### WHAT THIS TASK INVOLVES
Return each line of the records with nothing changed, pictures excepted.

### LISTED RECORDS
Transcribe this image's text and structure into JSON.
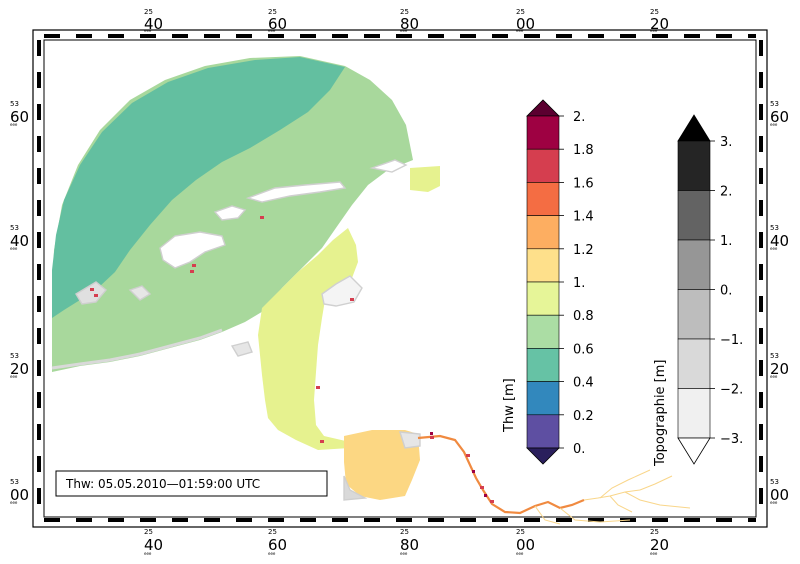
{
  "map": {
    "timestamp": "Thw: 05.05.2010—01:59:00 UTC",
    "grid_top_small": [
      "25",
      "25",
      "25",
      "25",
      "25",
      "25"
    ],
    "grid_top_main": [
      "40",
      "60",
      "80",
      "00",
      "20"
    ],
    "grid_top_mini": [
      "eee",
      "eee",
      "eee",
      "eee",
      "eee"
    ],
    "grid_side_small": [
      "53",
      "53",
      "53",
      "53"
    ],
    "grid_side_main": [
      "60",
      "40",
      "20",
      "00"
    ],
    "grid_side_mini": [
      "eee",
      "eee",
      "eee",
      "eee"
    ],
    "colors": {
      "deep_sea": "#63BFA0",
      "mid_sea": "#A8D89C",
      "shallow": "#E6F28F",
      "estuary": "#FCD783",
      "river": "#F08A40",
      "tributary": "#F9D68A",
      "land_gray": "#D9D9D9",
      "red_patch": "#D53E4F",
      "dark_patch": "#9E0142"
    }
  },
  "legend_thw": {
    "title": "Thw [m]",
    "ticks": [
      "2.",
      "1.8",
      "1.6",
      "1.4",
      "1.2",
      "1.",
      "0.8",
      "0.6",
      "0.4",
      "0.2",
      "0."
    ],
    "colors": [
      "#9E0142",
      "#D53E4F",
      "#F46D43",
      "#FDAE61",
      "#FEE08B",
      "#E6F598",
      "#ABDDA4",
      "#66C2A5",
      "#3288BD",
      "#5E4FA2"
    ],
    "top_arrow_color": "#5B0030",
    "bottom_arrow_color": "#2A1F5C"
  },
  "legend_topo": {
    "title": "Topographie [m]",
    "ticks": [
      "3.",
      "2.",
      "1.",
      "0.",
      "−1.",
      "−2.",
      "−3."
    ],
    "colors": [
      "#252525",
      "#636363",
      "#969696",
      "#BDBDBD",
      "#D9D9D9",
      "#F0F0F0"
    ],
    "top_arrow_color": "#000000",
    "bottom_arrow_color": "#FFFFFF"
  }
}
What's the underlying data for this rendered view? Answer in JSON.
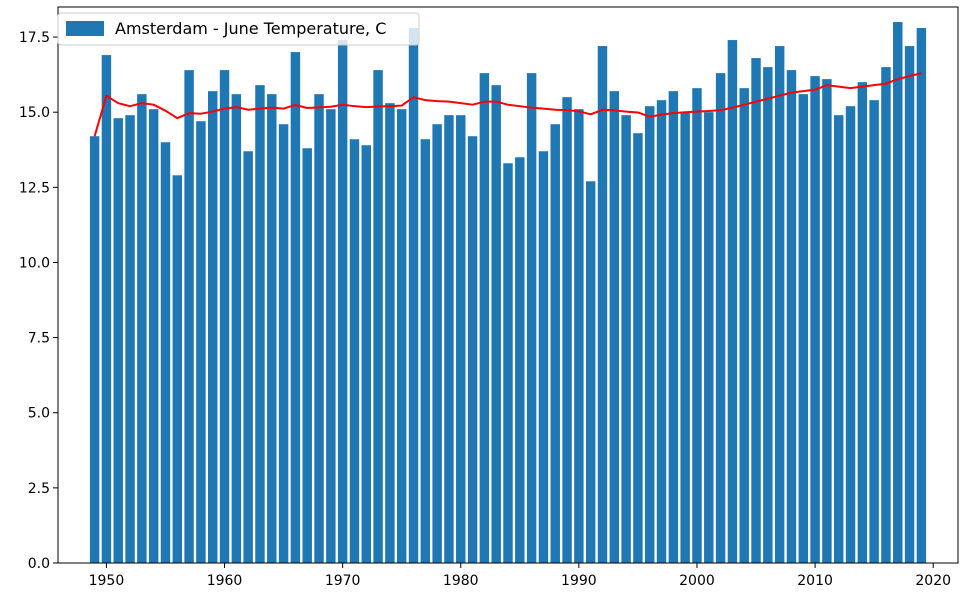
{
  "chart_data": {
    "type": "bar",
    "xlabel": "",
    "ylabel": "",
    "xlim": [
      1945.9,
      2022.1
    ],
    "ylim": [
      0,
      18.5
    ],
    "x_ticks": [
      1950,
      1960,
      1970,
      1980,
      1990,
      2000,
      2010,
      2020
    ],
    "y_ticks": [
      0.0,
      2.5,
      5.0,
      7.5,
      10.0,
      12.5,
      15.0,
      17.5
    ],
    "x_tick_labels": [
      "1950",
      "1960",
      "1970",
      "1980",
      "1990",
      "2000",
      "2010",
      "2020"
    ],
    "y_tick_labels": [
      "0.0",
      "2.5",
      "5.0",
      "7.5",
      "10.0",
      "12.5",
      "15.0",
      "17.5"
    ],
    "grid": false,
    "legend_position": "upper-left",
    "series": [
      {
        "name": "Amsterdam - June Temperature, C",
        "type": "bar",
        "color": "#1f77b4",
        "x": [
          1949,
          1950,
          1951,
          1952,
          1953,
          1954,
          1955,
          1956,
          1957,
          1958,
          1959,
          1960,
          1961,
          1962,
          1963,
          1964,
          1965,
          1966,
          1967,
          1968,
          1969,
          1970,
          1971,
          1972,
          1973,
          1974,
          1975,
          1976,
          1977,
          1978,
          1979,
          1980,
          1981,
          1982,
          1983,
          1984,
          1985,
          1986,
          1987,
          1988,
          1989,
          1990,
          1991,
          1992,
          1993,
          1994,
          1995,
          1996,
          1997,
          1998,
          1999,
          2000,
          2001,
          2002,
          2003,
          2004,
          2005,
          2006,
          2007,
          2008,
          2009,
          2010,
          2011,
          2012,
          2013,
          2014,
          2015,
          2016,
          2017,
          2018,
          2019
        ],
        "values": [
          14.2,
          16.9,
          14.8,
          14.9,
          15.6,
          15.1,
          14.0,
          12.9,
          16.4,
          14.7,
          15.7,
          16.4,
          15.6,
          13.7,
          15.9,
          15.6,
          14.6,
          17.0,
          13.8,
          15.6,
          15.1,
          17.4,
          14.1,
          13.9,
          16.4,
          15.3,
          15.1,
          17.8,
          14.1,
          14.6,
          14.9,
          14.9,
          14.2,
          16.3,
          15.9,
          13.3,
          13.5,
          16.3,
          13.7,
          14.6,
          15.5,
          15.1,
          12.7,
          17.2,
          15.7,
          14.9,
          14.3,
          15.2,
          15.4,
          15.7,
          15.0,
          15.8,
          15.0,
          16.3,
          17.4,
          15.8,
          16.8,
          16.5,
          17.2,
          16.4,
          15.6,
          16.2,
          16.1,
          14.9,
          15.2,
          16.0,
          15.4,
          16.5,
          18.0,
          17.2,
          17.8
        ]
      },
      {
        "type": "line",
        "color": "#ff0000",
        "x": [
          1949,
          1950,
          1951,
          1952,
          1953,
          1954,
          1955,
          1956,
          1957,
          1958,
          1959,
          1960,
          1961,
          1962,
          1963,
          1964,
          1965,
          1966,
          1967,
          1968,
          1969,
          1970,
          1971,
          1972,
          1973,
          1974,
          1975,
          1976,
          1977,
          1978,
          1979,
          1980,
          1981,
          1982,
          1983,
          1984,
          1985,
          1986,
          1987,
          1988,
          1989,
          1990,
          1991,
          1992,
          1993,
          1994,
          1995,
          1996,
          1997,
          1998,
          1999,
          2000,
          2001,
          2002,
          2003,
          2004,
          2005,
          2006,
          2007,
          2008,
          2009,
          2010,
          2011,
          2012,
          2013,
          2014,
          2015,
          2016,
          2017,
          2018,
          2019
        ],
        "values": [
          14.2,
          15.55,
          15.3,
          15.2,
          15.3,
          15.25,
          15.05,
          14.8,
          14.97,
          14.95,
          15.02,
          15.12,
          15.17,
          15.08,
          15.12,
          15.15,
          15.12,
          15.24,
          15.14,
          15.16,
          15.18,
          15.25,
          15.2,
          15.17,
          15.19,
          15.2,
          15.22,
          15.5,
          15.4,
          15.37,
          15.35,
          15.3,
          15.25,
          15.35,
          15.35,
          15.25,
          15.2,
          15.15,
          15.12,
          15.08,
          15.07,
          15.03,
          14.93,
          15.08,
          15.06,
          15.02,
          14.99,
          14.85,
          14.92,
          14.97,
          15.0,
          15.02,
          15.04,
          15.07,
          15.15,
          15.25,
          15.35,
          15.45,
          15.55,
          15.65,
          15.7,
          15.75,
          15.9,
          15.85,
          15.8,
          15.85,
          15.9,
          15.95,
          16.1,
          16.2,
          16.3
        ]
      }
    ]
  }
}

### COMPLETE RESPONSE
Transcribe this image's text and structure into JSON.
{
  "map": {
    "timestamp": "Thw: 05.05.2010—01:59:00 UTC",
    "grid_top_small": [
      "25",
      "25",
      "25",
      "25",
      "25",
      "25"
    ],
    "grid_top_main": [
      "40",
      "60",
      "80",
      "00",
      "20"
    ],
    "grid_top_mini": [
      "eee",
      "eee",
      "eee",
      "eee",
      "eee"
    ],
    "grid_side_small": [
      "53",
      "53",
      "53",
      "53"
    ],
    "grid_side_main": [
      "60",
      "40",
      "20",
      "00"
    ],
    "grid_side_mini": [
      "eee",
      "eee",
      "eee",
      "eee"
    ],
    "colors": {
      "deep_sea": "#63BFA0",
      "mid_sea": "#A8D89C",
      "shallow": "#E6F28F",
      "estuary": "#FCD783",
      "river": "#F08A40",
      "tributary": "#F9D68A",
      "land_gray": "#D9D9D9",
      "red_patch": "#D53E4F",
      "dark_patch": "#9E0142"
    }
  },
  "legend_thw": {
    "title": "Thw [m]",
    "ticks": [
      "2.",
      "1.8",
      "1.6",
      "1.4",
      "1.2",
      "1.",
      "0.8",
      "0.6",
      "0.4",
      "0.2",
      "0."
    ],
    "colors": [
      "#9E0142",
      "#D53E4F",
      "#F46D43",
      "#FDAE61",
      "#FEE08B",
      "#E6F598",
      "#ABDDA4",
      "#66C2A5",
      "#3288BD",
      "#5E4FA2"
    ],
    "top_arrow_color": "#5B0030",
    "bottom_arrow_color": "#2A1F5C"
  },
  "legend_topo": {
    "title": "Topographie [m]",
    "ticks": [
      "3.",
      "2.",
      "1.",
      "0.",
      "−1.",
      "−2.",
      "−3."
    ],
    "colors": [
      "#252525",
      "#636363",
      "#969696",
      "#BDBDBD",
      "#D9D9D9",
      "#F0F0F0"
    ],
    "top_arrow_color": "#000000",
    "bottom_arrow_color": "#FFFFFF"
  }
}
What's the underlying data for this rendered view? Answer in JSON.
{
  "chart_data": {
    "type": "bar",
    "xlabel": "",
    "ylabel": "",
    "xlim": [
      1945.9,
      2022.1
    ],
    "ylim": [
      0,
      18.5
    ],
    "x_ticks": [
      1950,
      1960,
      1970,
      1980,
      1990,
      2000,
      2010,
      2020
    ],
    "y_ticks": [
      0.0,
      2.5,
      5.0,
      7.5,
      10.0,
      12.5,
      15.0,
      17.5
    ],
    "x_tick_labels": [
      "1950",
      "1960",
      "1970",
      "1980",
      "1990",
      "2000",
      "2010",
      "2020"
    ],
    "y_tick_labels": [
      "0.0",
      "2.5",
      "5.0",
      "7.5",
      "10.0",
      "12.5",
      "15.0",
      "17.5"
    ],
    "grid": false,
    "legend_position": "upper-left",
    "series": [
      {
        "name": "Amsterdam - June Temperature, C",
        "type": "bar",
        "color": "#1f77b4",
        "x": [
          1949,
          1950,
          1951,
          1952,
          1953,
          1954,
          1955,
          1956,
          1957,
          1958,
          1959,
          1960,
          1961,
          1962,
          1963,
          1964,
          1965,
          1966,
          1967,
          1968,
          1969,
          1970,
          1971,
          1972,
          1973,
          1974,
          1975,
          1976,
          1977,
          1978,
          1979,
          1980,
          1981,
          1982,
          1983,
          1984,
          1985,
          1986,
          1987,
          1988,
          1989,
          1990,
          1991,
          1992,
          1993,
          1994,
          1995,
          1996,
          1997,
          1998,
          1999,
          2000,
          2001,
          2002,
          2003,
          2004,
          2005,
          2006,
          2007,
          2008,
          2009,
          2010,
          2011,
          2012,
          2013,
          2014,
          2015,
          2016,
          2017,
          2018,
          2019
        ],
        "values": [
          14.2,
          16.9,
          14.8,
          14.9,
          15.6,
          15.1,
          14.0,
          12.9,
          16.4,
          14.7,
          15.7,
          16.4,
          15.6,
          13.7,
          15.9,
          15.6,
          14.6,
          17.0,
          13.8,
          15.6,
          15.1,
          17.4,
          14.1,
          13.9,
          16.4,
          15.3,
          15.1,
          17.8,
          14.1,
          14.6,
          14.9,
          14.9,
          14.2,
          16.3,
          15.9,
          13.3,
          13.5,
          16.3,
          13.7,
          14.6,
          15.5,
          15.1,
          12.7,
          17.2,
          15.7,
          14.9,
          14.3,
          15.2,
          15.4,
          15.7,
          15.0,
          15.8,
          15.0,
          16.3,
          17.4,
          15.8,
          16.8,
          16.5,
          17.2,
          16.4,
          15.6,
          16.2,
          16.1,
          14.9,
          15.2,
          16.0,
          15.4,
          16.5,
          18.0,
          17.2,
          17.8
        ]
      },
      {
        "type": "line",
        "color": "#ff0000",
        "x": [
          1949,
          1950,
          1951,
          1952,
          1953,
          1954,
          1955,
          1956,
          1957,
          1958,
          1959,
          1960,
          1961,
          1962,
          1963,
          1964,
          1965,
          1966,
          1967,
          1968,
          1969,
          1970,
          1971,
          1972,
          1973,
          1974,
          1975,
          1976,
          1977,
          1978,
          1979,
          1980,
          1981,
          1982,
          1983,
          1984,
          1985,
          1986,
          1987,
          1988,
          1989,
          1990,
          1991,
          1992,
          1993,
          1994,
          1995,
          1996,
          1997,
          1998,
          1999,
          2000,
          2001,
          2002,
          2003,
          2004,
          2005,
          2006,
          2007,
          2008,
          2009,
          2010,
          2011,
          2012,
          2013,
          2014,
          2015,
          2016,
          2017,
          2018,
          2019
        ],
        "values": [
          14.2,
          15.55,
          15.3,
          15.2,
          15.3,
          15.25,
          15.05,
          14.8,
          14.97,
          14.95,
          15.02,
          15.12,
          15.17,
          15.08,
          15.12,
          15.15,
          15.12,
          15.24,
          15.14,
          15.16,
          15.18,
          15.25,
          15.2,
          15.17,
          15.19,
          15.2,
          15.22,
          15.5,
          15.4,
          15.37,
          15.35,
          15.3,
          15.25,
          15.35,
          15.35,
          15.25,
          15.2,
          15.15,
          15.12,
          15.08,
          15.07,
          15.03,
          14.93,
          15.08,
          15.06,
          15.02,
          14.99,
          14.85,
          14.92,
          14.97,
          15.0,
          15.02,
          15.04,
          15.07,
          15.15,
          15.25,
          15.35,
          15.45,
          15.55,
          15.65,
          15.7,
          15.75,
          15.9,
          15.85,
          15.8,
          15.85,
          15.9,
          15.95,
          16.1,
          16.2,
          16.3
        ]
      }
    ]
  }
}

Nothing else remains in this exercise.